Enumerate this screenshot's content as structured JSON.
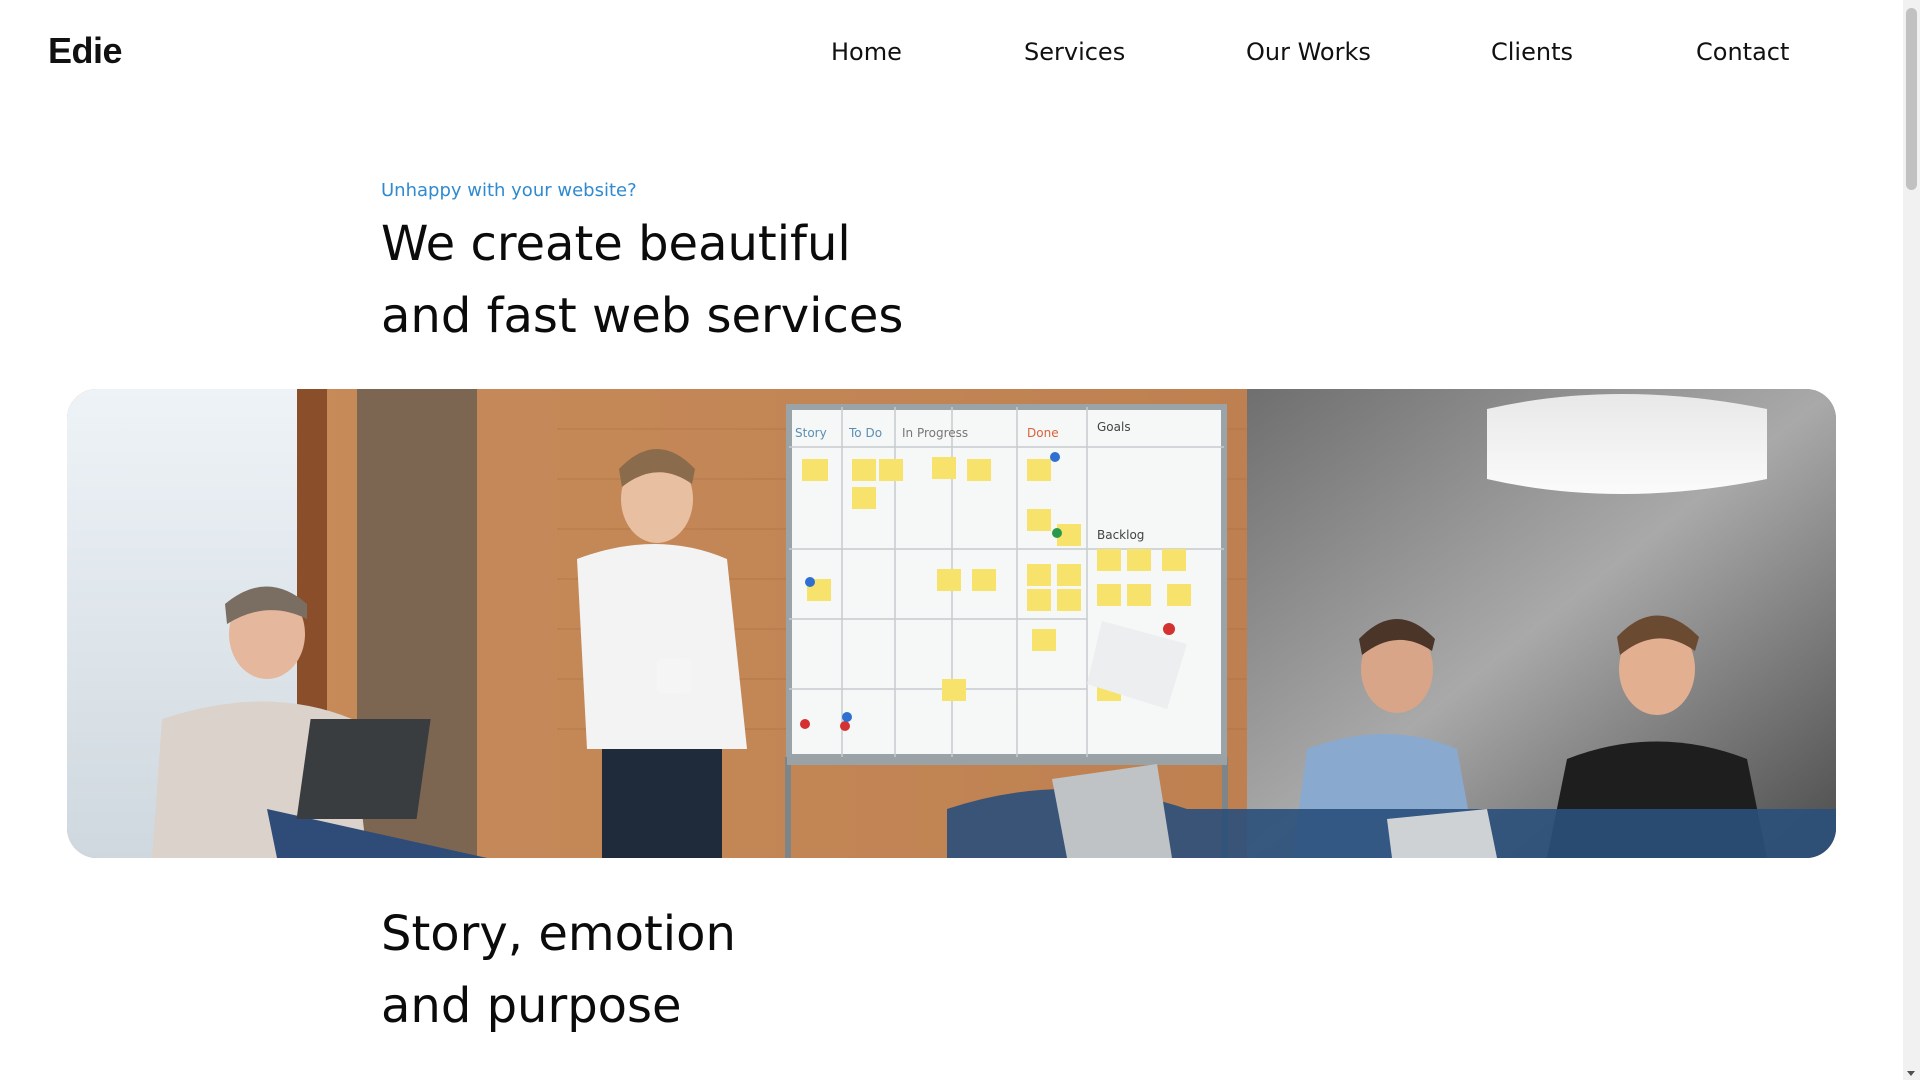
{
  "header": {
    "brand": "Edie",
    "nav": [
      {
        "label": "Home"
      },
      {
        "label": "Services"
      },
      {
        "label": "Our Works"
      },
      {
        "label": "Clients"
      },
      {
        "label": "Contact"
      }
    ]
  },
  "hero": {
    "eyebrow": "Unhappy with your website?",
    "headline_line1": "We create beautiful",
    "headline_line2": "and fast web services",
    "image_alt": "Team meeting in front of a whiteboard with sticky notes"
  },
  "whiteboard": {
    "columns": [
      "Story",
      "To Do",
      "In Progress",
      "Done",
      "Goals"
    ],
    "backlog": "Backlog"
  },
  "section": {
    "title_line1": "Story, emotion",
    "title_line2": "and purpose"
  },
  "colors": {
    "accent": "#2f8ad0",
    "text": "#111111",
    "background": "#ffffff"
  }
}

──────

▶ **SHORT EXERCISE**
Can you restate all the records above word for word while dropping the pictures?

▶ **FINISHED ANSWER**
Enumerate this screenshot's content as structured JSON.
{
  "header": {
    "brand": "Edie",
    "nav": [
      {
        "label": "Home"
      },
      {
        "label": "Services"
      },
      {
        "label": "Our Works"
      },
      {
        "label": "Clients"
      },
      {
        "label": "Contact"
      }
    ]
  },
  "hero": {
    "eyebrow": "Unhappy with your website?",
    "headline_line1": "We create beautiful",
    "headline_line2": "and fast web services",
    "image_alt": "Team meeting in front of a whiteboard with sticky notes"
  },
  "whiteboard": {
    "columns": [
      "Story",
      "To Do",
      "In Progress",
      "Done",
      "Goals"
    ],
    "backlog": "Backlog"
  },
  "section": {
    "title_line1": "Story, emotion",
    "title_line2": "and purpose"
  },
  "colors": {
    "accent": "#2f8ad0",
    "text": "#111111",
    "background": "#ffffff"
  }
}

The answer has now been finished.